▸ Given problem: Take each line that has the word "name" and return it.

•••

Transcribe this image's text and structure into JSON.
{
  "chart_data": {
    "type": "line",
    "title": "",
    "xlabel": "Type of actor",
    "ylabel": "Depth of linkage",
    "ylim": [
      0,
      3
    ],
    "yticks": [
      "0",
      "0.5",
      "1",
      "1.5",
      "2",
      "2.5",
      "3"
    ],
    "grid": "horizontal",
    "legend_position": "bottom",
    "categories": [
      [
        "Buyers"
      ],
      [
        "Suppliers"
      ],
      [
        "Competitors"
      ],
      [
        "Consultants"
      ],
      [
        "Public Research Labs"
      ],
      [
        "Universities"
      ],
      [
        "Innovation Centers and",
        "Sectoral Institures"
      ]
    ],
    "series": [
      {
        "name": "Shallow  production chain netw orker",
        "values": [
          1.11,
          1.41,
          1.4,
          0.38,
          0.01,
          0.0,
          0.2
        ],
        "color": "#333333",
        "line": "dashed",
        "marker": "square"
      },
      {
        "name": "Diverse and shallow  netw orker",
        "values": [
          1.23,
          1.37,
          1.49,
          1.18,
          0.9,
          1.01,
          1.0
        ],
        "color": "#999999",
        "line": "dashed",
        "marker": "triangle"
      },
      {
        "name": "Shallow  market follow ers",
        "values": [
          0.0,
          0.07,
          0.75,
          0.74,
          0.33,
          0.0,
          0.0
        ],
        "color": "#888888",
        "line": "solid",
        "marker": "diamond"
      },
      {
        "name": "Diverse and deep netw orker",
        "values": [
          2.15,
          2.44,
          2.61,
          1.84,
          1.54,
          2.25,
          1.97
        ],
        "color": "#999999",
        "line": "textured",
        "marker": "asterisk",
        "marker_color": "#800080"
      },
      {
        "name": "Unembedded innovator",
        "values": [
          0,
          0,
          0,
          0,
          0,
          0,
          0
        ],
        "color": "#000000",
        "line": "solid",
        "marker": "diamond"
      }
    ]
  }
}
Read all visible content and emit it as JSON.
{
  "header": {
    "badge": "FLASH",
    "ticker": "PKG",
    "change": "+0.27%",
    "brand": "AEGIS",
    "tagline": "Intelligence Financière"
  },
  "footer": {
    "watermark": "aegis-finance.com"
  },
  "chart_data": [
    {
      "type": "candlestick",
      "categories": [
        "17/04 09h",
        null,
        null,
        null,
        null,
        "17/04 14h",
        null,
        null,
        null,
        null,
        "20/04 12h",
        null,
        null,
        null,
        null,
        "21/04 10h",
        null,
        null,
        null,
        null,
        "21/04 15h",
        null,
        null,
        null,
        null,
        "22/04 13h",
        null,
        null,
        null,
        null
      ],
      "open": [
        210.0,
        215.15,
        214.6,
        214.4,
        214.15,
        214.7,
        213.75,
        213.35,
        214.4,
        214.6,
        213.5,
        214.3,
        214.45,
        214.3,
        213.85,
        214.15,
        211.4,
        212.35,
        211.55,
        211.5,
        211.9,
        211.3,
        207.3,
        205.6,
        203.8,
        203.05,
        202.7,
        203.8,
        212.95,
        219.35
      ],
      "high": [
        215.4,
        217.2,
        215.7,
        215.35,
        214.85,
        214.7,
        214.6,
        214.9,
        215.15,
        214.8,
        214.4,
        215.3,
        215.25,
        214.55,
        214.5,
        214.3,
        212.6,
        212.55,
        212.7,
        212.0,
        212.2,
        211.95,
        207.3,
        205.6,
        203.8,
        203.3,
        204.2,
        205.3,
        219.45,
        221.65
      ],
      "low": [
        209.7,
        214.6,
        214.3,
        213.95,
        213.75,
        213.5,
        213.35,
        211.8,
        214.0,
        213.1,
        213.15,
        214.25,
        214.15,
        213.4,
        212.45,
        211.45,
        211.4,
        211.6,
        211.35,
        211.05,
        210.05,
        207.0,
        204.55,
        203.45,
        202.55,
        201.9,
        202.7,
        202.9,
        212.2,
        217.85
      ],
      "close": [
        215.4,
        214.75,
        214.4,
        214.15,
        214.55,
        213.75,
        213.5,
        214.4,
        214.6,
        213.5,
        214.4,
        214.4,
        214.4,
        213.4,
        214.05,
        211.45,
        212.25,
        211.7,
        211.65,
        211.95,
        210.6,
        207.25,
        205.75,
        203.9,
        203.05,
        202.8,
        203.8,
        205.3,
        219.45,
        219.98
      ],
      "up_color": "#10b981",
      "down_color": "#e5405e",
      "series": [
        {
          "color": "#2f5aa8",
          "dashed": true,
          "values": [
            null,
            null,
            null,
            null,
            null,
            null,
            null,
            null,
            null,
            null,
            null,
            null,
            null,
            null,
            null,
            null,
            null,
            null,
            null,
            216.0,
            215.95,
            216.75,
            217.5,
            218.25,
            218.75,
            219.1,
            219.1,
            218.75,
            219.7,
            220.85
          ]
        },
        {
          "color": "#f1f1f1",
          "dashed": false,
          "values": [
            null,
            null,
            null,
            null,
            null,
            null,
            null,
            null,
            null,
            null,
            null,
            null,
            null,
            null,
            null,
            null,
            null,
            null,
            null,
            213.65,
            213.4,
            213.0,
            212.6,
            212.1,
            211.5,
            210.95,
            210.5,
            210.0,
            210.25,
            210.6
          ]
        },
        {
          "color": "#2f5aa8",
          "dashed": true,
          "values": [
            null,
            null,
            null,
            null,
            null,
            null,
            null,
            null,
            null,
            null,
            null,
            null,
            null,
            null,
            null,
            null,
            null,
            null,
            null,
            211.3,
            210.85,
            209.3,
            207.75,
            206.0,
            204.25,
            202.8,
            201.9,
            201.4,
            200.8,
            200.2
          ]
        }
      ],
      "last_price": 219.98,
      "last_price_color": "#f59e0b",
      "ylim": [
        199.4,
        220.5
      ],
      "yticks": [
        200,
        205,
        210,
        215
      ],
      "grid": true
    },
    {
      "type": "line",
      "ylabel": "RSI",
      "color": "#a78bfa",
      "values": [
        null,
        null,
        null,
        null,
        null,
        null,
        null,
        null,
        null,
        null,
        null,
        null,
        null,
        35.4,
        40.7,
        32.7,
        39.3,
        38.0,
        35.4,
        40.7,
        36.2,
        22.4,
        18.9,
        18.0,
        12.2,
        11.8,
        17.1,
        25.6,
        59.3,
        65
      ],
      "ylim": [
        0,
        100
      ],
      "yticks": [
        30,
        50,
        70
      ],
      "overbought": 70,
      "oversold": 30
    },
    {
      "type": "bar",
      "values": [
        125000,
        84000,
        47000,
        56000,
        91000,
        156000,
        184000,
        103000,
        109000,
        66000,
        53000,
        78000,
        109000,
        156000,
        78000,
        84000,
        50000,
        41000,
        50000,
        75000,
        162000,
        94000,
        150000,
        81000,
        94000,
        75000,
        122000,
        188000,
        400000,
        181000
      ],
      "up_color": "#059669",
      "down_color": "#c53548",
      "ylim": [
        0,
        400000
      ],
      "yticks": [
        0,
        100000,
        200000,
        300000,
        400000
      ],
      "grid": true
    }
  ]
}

•••

▸ The result:
        "name": "Shallow  production chain netw orker",
        "name": "Diverse and shallow  netw orker",
        "name": "Shallow  market follow ers",
        "name": "Diverse and deep netw orker",
        "name": "Unembedded innovator",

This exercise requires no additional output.